Victoria and Tasmania Principal Consultant, Joanne Costa says that her team jumps on the opportunity to conduct an exercise as close to reality as possible.  

“Teams have been able to iron out issues in exercise conditions and build confidence and comfort in managing an incident remotely”.  

Given the disruptive nature of the pandemic, most crises are happening during a period of widespread, remote work.  “Having the whole Crisis Management Team in a room together when an event  strikes is unrealistic, in particular for the first phase of a response”, says Joanne.

When building organisational resilience, keeping what’s working now can help maintain buy-in and employee adoption. As a consultancy, we do not necessarily use our own tools during exercises. Doing so would be disruptive and build a false sense of response for the client’s team. 

Joanne adds, “we encourage clients to exercise using the tools and VC platform they would usually utilise. It will ensure readiness of the team even when they can’t be physically present. It’s also an opportunity for the team to rehearse how they will communicate and share information while remote”.

Keeping these elements in mind also helps convert busy senior members who may see our training as low importance within their never-ending meeting blocks. We work on ensuring everyone understands the importance of the session, their responsibilities, and how it will be conducted seamlessly. 

Historically hybrid

Records as far back as 2012 confirm RiskLogic adopting more hybrid, hot-desking scenarios within training exercises and response programs. Co-founders Josh and Dan Shields saw their own offices begin to evolve into a hybrid arrangement.

To reduce overheads and scale almost overnight, many new SAAS enterprises were also adopting remote working. By 2018, many organisations had welcomed the concept of cloud computing which allowed more operations to go remote.

By April 2020, the RiskLogic client base (excluding essential services) had moved to a remote working status. Fortunately, the programs that had been tried and tested over the years were now fully functioning solutions for this disruptive requirement.

▸ **YOUR INSTRUCTIONS**: Type out the passage on remote crisis management exercises word for word, in full. The entries that follow come from a different source than the passage above.

▸ **DATA RECORDS**:

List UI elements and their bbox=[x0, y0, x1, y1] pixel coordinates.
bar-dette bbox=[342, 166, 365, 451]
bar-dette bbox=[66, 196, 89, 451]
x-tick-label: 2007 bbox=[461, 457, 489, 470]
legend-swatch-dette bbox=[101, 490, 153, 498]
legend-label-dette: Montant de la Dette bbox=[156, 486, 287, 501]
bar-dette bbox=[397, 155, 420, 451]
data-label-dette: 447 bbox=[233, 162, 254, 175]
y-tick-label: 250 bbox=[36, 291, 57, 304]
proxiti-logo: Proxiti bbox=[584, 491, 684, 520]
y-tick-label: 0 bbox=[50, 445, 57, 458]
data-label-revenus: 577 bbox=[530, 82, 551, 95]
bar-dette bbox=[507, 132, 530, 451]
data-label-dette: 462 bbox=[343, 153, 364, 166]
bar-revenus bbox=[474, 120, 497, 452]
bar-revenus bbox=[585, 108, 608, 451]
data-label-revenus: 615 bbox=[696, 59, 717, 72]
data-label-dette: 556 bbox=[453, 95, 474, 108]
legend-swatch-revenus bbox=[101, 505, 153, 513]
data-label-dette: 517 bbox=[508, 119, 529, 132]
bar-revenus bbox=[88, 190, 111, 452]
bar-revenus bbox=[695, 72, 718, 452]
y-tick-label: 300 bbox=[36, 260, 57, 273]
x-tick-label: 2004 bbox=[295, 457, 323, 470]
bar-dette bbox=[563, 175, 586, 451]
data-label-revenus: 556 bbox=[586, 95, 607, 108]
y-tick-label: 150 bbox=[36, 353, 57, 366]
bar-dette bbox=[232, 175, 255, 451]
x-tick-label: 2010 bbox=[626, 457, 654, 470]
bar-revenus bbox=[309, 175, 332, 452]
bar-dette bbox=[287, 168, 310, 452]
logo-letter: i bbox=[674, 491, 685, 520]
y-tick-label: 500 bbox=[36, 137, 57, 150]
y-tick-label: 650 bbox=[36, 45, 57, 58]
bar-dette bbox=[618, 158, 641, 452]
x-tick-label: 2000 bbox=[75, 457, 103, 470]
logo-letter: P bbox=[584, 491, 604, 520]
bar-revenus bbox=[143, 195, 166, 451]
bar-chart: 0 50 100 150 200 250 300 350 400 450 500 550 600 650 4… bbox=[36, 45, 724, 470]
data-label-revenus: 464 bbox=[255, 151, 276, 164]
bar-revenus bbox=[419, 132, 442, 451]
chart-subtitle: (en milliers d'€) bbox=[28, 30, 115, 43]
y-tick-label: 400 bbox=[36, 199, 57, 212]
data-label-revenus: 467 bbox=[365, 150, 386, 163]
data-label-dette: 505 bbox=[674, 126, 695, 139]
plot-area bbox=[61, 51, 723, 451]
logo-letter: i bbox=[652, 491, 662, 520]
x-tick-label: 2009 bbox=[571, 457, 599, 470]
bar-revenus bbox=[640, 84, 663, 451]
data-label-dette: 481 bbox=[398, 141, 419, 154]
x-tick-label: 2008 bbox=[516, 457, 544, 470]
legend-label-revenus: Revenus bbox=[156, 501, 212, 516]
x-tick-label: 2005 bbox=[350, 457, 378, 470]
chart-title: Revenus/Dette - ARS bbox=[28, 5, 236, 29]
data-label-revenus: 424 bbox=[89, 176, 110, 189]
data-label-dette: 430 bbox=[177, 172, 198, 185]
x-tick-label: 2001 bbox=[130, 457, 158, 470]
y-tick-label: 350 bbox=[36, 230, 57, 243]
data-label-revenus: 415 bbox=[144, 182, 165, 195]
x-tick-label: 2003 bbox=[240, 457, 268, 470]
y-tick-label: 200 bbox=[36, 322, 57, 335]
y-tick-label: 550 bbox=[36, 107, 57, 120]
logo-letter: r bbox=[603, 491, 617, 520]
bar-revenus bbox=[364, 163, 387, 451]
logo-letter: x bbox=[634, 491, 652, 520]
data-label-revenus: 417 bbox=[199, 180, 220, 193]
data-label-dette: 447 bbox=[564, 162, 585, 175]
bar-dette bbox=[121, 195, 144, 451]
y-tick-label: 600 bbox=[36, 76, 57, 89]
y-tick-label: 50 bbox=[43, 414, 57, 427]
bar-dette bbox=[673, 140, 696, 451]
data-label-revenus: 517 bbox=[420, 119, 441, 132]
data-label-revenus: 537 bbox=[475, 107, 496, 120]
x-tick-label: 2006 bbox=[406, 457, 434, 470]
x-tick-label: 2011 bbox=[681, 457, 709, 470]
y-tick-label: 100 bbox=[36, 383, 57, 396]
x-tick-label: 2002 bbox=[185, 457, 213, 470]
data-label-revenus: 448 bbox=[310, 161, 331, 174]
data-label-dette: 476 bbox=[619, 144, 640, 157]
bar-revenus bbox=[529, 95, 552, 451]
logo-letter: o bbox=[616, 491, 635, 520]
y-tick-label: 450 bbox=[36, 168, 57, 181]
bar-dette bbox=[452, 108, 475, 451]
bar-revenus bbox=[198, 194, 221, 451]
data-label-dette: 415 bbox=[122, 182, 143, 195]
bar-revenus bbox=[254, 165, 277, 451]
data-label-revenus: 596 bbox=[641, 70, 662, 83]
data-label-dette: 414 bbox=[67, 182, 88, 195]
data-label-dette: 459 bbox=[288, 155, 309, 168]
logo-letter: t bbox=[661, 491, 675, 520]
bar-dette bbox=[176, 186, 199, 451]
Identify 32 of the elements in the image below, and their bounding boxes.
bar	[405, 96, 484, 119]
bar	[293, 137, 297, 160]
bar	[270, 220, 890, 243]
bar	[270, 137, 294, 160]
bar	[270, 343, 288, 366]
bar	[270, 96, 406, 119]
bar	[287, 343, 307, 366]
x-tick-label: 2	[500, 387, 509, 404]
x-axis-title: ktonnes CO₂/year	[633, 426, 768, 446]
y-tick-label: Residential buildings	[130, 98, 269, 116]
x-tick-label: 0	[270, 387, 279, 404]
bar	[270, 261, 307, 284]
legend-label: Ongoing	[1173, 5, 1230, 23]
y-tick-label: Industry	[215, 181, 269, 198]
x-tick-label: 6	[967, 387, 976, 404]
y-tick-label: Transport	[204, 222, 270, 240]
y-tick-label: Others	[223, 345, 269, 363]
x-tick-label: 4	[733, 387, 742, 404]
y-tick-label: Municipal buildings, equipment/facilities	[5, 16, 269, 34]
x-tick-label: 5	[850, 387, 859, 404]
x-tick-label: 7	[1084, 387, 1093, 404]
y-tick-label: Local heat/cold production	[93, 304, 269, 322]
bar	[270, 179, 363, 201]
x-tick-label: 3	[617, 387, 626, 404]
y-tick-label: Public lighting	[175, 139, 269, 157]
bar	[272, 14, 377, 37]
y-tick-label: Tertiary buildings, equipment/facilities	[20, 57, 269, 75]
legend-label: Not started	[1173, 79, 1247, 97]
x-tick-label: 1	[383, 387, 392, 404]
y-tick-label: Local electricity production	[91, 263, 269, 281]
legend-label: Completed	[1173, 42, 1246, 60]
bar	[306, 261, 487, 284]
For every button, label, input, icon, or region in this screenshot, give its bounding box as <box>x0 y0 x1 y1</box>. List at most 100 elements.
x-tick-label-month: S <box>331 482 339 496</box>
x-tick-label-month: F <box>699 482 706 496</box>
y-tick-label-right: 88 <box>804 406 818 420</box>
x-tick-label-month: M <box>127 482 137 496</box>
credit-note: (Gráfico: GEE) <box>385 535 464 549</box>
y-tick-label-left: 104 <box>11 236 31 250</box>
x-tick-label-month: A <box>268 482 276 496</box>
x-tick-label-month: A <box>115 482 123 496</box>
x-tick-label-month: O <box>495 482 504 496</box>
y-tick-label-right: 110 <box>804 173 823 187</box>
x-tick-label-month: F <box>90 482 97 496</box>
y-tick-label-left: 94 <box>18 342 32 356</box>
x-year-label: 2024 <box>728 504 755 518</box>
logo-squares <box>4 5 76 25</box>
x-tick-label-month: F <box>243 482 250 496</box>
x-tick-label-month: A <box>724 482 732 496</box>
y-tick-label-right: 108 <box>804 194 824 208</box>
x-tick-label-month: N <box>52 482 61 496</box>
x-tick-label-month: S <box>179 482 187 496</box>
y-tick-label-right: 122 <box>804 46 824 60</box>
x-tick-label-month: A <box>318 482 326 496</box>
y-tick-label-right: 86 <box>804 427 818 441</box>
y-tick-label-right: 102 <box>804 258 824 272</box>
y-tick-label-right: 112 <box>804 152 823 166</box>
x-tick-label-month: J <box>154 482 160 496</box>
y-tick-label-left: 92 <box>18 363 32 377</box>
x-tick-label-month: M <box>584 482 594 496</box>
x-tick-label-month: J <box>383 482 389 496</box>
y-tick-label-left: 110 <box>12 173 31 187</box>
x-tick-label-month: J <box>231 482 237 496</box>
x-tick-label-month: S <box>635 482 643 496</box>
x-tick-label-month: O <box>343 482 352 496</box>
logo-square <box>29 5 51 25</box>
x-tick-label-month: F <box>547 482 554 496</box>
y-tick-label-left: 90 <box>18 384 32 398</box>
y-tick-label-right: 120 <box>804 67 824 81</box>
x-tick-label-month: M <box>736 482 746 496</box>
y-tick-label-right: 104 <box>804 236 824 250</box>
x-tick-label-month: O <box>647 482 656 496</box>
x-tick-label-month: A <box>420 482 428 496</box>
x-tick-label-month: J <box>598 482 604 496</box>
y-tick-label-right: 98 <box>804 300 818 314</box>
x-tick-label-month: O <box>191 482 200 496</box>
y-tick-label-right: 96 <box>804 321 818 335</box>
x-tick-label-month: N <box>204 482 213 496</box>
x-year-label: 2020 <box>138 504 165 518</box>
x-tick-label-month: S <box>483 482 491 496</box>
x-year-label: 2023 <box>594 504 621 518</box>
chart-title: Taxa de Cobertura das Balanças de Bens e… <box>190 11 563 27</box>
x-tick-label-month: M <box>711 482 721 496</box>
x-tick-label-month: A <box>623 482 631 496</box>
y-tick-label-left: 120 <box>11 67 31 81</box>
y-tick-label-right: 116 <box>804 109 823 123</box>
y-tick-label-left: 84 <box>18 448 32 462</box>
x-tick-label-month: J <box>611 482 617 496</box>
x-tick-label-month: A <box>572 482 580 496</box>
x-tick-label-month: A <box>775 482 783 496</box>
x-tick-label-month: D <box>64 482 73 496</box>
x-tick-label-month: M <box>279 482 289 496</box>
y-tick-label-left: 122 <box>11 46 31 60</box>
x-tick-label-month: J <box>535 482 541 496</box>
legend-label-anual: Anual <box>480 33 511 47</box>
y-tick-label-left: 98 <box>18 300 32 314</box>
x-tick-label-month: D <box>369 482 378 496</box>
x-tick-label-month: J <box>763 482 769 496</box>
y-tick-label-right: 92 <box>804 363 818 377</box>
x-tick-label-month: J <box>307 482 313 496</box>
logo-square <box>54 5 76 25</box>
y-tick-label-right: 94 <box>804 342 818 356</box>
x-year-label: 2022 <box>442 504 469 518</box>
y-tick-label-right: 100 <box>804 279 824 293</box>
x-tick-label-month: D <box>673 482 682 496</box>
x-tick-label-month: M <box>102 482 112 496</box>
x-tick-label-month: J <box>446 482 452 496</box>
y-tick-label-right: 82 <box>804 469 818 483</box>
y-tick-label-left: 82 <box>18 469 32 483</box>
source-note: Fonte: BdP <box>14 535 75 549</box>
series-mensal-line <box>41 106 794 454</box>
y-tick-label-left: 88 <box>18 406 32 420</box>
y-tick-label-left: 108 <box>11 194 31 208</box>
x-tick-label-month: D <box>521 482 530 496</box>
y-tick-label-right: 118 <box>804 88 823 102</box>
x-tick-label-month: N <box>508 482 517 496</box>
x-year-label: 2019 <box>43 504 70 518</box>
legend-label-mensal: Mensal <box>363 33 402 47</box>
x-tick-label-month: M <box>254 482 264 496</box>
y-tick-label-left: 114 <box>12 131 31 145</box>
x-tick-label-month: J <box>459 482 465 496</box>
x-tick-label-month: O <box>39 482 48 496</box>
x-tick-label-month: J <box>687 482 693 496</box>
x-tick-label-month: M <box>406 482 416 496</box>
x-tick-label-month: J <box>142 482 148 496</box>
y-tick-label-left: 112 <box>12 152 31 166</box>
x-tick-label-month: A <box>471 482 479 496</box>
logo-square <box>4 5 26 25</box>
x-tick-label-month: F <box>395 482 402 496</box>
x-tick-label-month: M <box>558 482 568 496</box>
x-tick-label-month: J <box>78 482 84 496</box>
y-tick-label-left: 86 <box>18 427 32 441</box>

▸ **ANSWER**:
Victoria and Tasmania Principal Consultant, Joanne Costa says that her team jumps on the opportunity to conduct an exercise as close to reality as possible.  

“Teams have been able to iron out issues in exercise conditions and build confidence and comfort in managing an incident remotely”.  

Given the disruptive nature of the pandemic, most crises are happening during a period of widespread, remote work.  “Having the whole Crisis Management Team in a room together when an event  strikes is unrealistic, in particular for the first phase of a response”, says Joanne.

When building organisational resilience, keeping what’s working now can help maintain buy-in and employee adoption. As a consultancy, we do not necessarily use our own tools during exercises. Doing so would be disruptive and build a false sense of response for the client’s team. 

Joanne adds, “we encourage clients to exercise using the tools and VC platform they would usually utilise. It will ensure readiness of the team even when they can’t be physically present. It’s also an opportunity for the team to rehearse how they will communicate and share information while remote”.

Keeping these elements in mind also helps convert busy senior members who may see our training as low importance within their never-ending meeting blocks. We work on ensuring everyone understands the importance of the session, their responsibilities, and how it will be conducted seamlessly. 

Historically hybrid

Records as far back as 2012 confirm RiskLogic adopting more hybrid, hot-desking scenarios within training exercises and response programs. Co-founders Josh and Dan Shields saw their own offices begin to evolve into a hybrid arrangement.

To reduce overheads and scale almost overnight, many new SAAS enterprises were also adopting remote working. By 2018, many organisations had welcomed the concept of cloud computing which allowed more operations to go remote.

By April 2020, the RiskLogic client base (excluding essential services) had moved to a remote working status. Fortunately, the programs that had been tried and tested over the years were now fully functioning solutions for this disruptive requirement.